## Begin Data provided

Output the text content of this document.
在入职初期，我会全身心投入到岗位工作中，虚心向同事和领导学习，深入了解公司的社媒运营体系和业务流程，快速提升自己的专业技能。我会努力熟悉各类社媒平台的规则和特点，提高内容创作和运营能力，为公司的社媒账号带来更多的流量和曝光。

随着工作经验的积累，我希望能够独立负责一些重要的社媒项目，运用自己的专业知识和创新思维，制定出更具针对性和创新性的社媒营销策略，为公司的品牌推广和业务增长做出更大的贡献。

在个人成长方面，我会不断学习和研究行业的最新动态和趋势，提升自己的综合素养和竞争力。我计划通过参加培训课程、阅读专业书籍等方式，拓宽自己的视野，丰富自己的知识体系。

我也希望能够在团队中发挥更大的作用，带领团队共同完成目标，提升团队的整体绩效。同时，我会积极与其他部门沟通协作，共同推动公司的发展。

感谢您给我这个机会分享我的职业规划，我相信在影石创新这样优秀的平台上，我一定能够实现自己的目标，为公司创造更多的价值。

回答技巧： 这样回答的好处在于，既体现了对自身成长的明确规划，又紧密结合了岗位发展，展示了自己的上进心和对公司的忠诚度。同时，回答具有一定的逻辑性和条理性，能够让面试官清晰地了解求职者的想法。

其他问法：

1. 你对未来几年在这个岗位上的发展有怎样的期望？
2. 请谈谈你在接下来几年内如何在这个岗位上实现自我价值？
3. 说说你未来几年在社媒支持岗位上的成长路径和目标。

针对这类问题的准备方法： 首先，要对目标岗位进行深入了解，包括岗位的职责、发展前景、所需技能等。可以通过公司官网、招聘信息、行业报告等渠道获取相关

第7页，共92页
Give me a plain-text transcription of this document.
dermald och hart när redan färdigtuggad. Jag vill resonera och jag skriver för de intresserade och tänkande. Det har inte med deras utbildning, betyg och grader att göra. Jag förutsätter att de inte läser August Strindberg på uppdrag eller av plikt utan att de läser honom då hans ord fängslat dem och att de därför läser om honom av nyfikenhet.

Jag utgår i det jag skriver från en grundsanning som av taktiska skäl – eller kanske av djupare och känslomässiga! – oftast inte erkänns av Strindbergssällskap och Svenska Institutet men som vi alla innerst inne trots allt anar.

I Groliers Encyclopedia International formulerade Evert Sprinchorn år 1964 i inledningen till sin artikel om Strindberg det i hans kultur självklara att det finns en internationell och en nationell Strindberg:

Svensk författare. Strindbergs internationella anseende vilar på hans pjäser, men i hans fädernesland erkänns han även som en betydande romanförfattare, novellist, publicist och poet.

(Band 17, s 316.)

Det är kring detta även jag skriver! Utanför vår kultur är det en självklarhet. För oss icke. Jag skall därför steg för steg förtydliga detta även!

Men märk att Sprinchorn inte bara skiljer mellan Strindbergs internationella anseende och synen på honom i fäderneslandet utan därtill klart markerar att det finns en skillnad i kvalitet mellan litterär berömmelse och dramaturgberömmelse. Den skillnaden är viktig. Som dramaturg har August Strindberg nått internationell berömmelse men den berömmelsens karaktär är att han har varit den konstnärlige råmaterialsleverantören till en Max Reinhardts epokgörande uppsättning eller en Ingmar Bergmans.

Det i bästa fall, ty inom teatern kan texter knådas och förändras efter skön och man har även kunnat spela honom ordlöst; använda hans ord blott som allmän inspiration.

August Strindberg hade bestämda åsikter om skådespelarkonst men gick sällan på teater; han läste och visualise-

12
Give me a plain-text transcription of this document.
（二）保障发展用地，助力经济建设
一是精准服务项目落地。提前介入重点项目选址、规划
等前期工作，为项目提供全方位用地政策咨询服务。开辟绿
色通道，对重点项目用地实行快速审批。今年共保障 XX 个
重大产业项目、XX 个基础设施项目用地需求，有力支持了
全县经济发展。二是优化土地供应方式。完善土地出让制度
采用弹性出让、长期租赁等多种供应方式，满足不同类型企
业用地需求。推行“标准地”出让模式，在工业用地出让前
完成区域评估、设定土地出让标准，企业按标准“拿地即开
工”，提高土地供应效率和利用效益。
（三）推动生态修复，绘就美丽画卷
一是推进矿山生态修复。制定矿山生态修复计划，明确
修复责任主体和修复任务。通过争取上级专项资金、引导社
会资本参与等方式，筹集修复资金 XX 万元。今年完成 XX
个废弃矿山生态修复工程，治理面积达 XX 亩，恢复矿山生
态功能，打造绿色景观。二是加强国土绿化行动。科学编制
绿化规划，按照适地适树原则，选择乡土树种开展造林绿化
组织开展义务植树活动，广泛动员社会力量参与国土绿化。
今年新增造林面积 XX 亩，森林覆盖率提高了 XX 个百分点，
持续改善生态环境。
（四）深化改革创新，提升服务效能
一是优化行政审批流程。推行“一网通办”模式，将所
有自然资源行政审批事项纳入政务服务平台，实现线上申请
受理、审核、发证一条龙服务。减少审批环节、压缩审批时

## End Data provided

* Instructions to follow
Write out every entry exactly as given.

* Solution for this problem
Output the text content of this document.
在入职初期，我会全身心投入到岗位工作中，虚心向同事和领导学习，深入了解公司的社媒运营体系和业务流程，快速提升自己的专业技能。我会努力熟悉各类社媒平台的规则和特点，提高内容创作和运营能力，为公司的社媒账号带来更多的流量和曝光。

随着工作经验的积累，我希望能够独立负责一些重要的社媒项目，运用自己的专业知识和创新思维，制定出更具针对性和创新性的社媒营销策略，为公司的品牌推广和业务增长做出更大的贡献。

在个人成长方面，我会不断学习和研究行业的最新动态和趋势，提升自己的综合素养和竞争力。我计划通过参加培训课程、阅读专业书籍等方式，拓宽自己的视野，丰富自己的知识体系。

我也希望能够在团队中发挥更大的作用，带领团队共同完成目标，提升团队的整体绩效。同时，我会积极与其他部门沟通协作，共同推动公司的发展。

感谢您给我这个机会分享我的职业规划，我相信在影石创新这样优秀的平台上，我一定能够实现自己的目标，为公司创造更多的价值。

回答技巧： 这样回答的好处在于，既体现了对自身成长的明确规划，又紧密结合了岗位发展，展示了自己的上进心和对公司的忠诚度。同时，回答具有一定的逻辑性和条理性，能够让面试官清晰地了解求职者的想法。

其他问法：

1. 你对未来几年在这个岗位上的发展有怎样的期望？
2. 请谈谈你在接下来几年内如何在这个岗位上实现自我价值？
3. 说说你未来几年在社媒支持岗位上的成长路径和目标。

针对这类问题的准备方法： 首先，要对目标岗位进行深入了解，包括岗位的职责、发展前景、所需技能等。可以通过公司官网、招聘信息、行业报告等渠道获取相关

第7页，共92页
Give me a plain-text transcription of this document.
dermald och hart när redan färdigtuggad. Jag vill resonera och jag skriver för de intresserade och tänkande. Det har inte med deras utbildning, betyg och grader att göra. Jag förutsätter att de inte läser August Strindberg på uppdrag eller av plikt utan att de läser honom då hans ord fängslat dem och att de därför läser om honom av nyfikenhet.

Jag utgår i det jag skriver från en grundsanning som av taktiska skäl – eller kanske av djupare och känslomässiga! – oftast inte erkänns av Strindbergssällskap och Svenska Institutet men som vi alla innerst inne trots allt anar.

I Groliers Encyclopedia International formulerade Evert Sprinchorn år 1964 i inledningen till sin artikel om Strindberg det i hans kultur självklara att det finns en internationell och en nationell Strindberg:

Svensk författare. Strindbergs internationella anseende vilar på hans pjäser, men i hans fädernesland erkänns han även som en betydande romanförfattare, novellist, publicist och poet.

(Band 17, s 316.)

Det är kring detta även jag skriver! Utanför vår kultur är det en självklarhet. För oss icke. Jag skall därför steg för steg förtydliga detta även!

Men märk att Sprinchorn inte bara skiljer mellan Strindbergs internationella anseende och synen på honom i fäderneslandet utan därtill klart markerar att det finns en skillnad i kvalitet mellan litterär berömmelse och dramaturgberömmelse. Den skillnaden är viktig. Som dramaturg har August Strindberg nått internationell berömmelse men den berömmelsens karaktär är att han har varit den konstnärlige råmaterialsleverantören till en Max Reinhardts epokgörande uppsättning eller en Ingmar Bergmans.

Det i bästa fall, ty inom teatern kan texter knådas och förändras efter skön och man har även kunnat spela honom ordlöst; använda hans ord blott som allmän inspiration.

August Strindberg hade bestämda åsikter om skådespelarkonst men gick sällan på teater; han läste och visualise-

12
Give me a plain-text transcription of this document.
（二）保障发展用地，助力经济建设
一是精准服务项目落地。提前介入重点项目选址、规划
等前期工作，为项目提供全方位用地政策咨询服务。开辟绿
色通道，对重点项目用地实行快速审批。今年共保障 XX 个
重大产业项目、XX 个基础设施项目用地需求，有力支持了
全县经济发展。二是优化土地供应方式。完善土地出让制度
采用弹性出让、长期租赁等多种供应方式，满足不同类型企
业用地需求。推行“标准地”出让模式，在工业用地出让前
完成区域评估、设定土地出让标准，企业按标准“拿地即开
工”，提高土地供应效率和利用效益。
（三）推动生态修复，绘就美丽画卷
一是推进矿山生态修复。制定矿山生态修复计划，明确
修复责任主体和修复任务。通过争取上级专项资金、引导社
会资本参与等方式，筹集修复资金 XX 万元。今年完成 XX
个废弃矿山生态修复工程，治理面积达 XX 亩，恢复矿山生
态功能，打造绿色景观。二是加强国土绿化行动。科学编制
绿化规划，按照适地适树原则，选择乡土树种开展造林绿化
组织开展义务植树活动，广泛动员社会力量参与国土绿化。
今年新增造林面积 XX 亩，森林覆盖率提高了 XX 个百分点，
持续改善生态环境。
（四）深化改革创新，提升服务效能
一是优化行政审批流程。推行“一网通办”模式，将所
有自然资源行政审批事项纳入政务服务平台，实现线上申请
受理、审核、发证一条龙服务。减少审批环节、压缩审批时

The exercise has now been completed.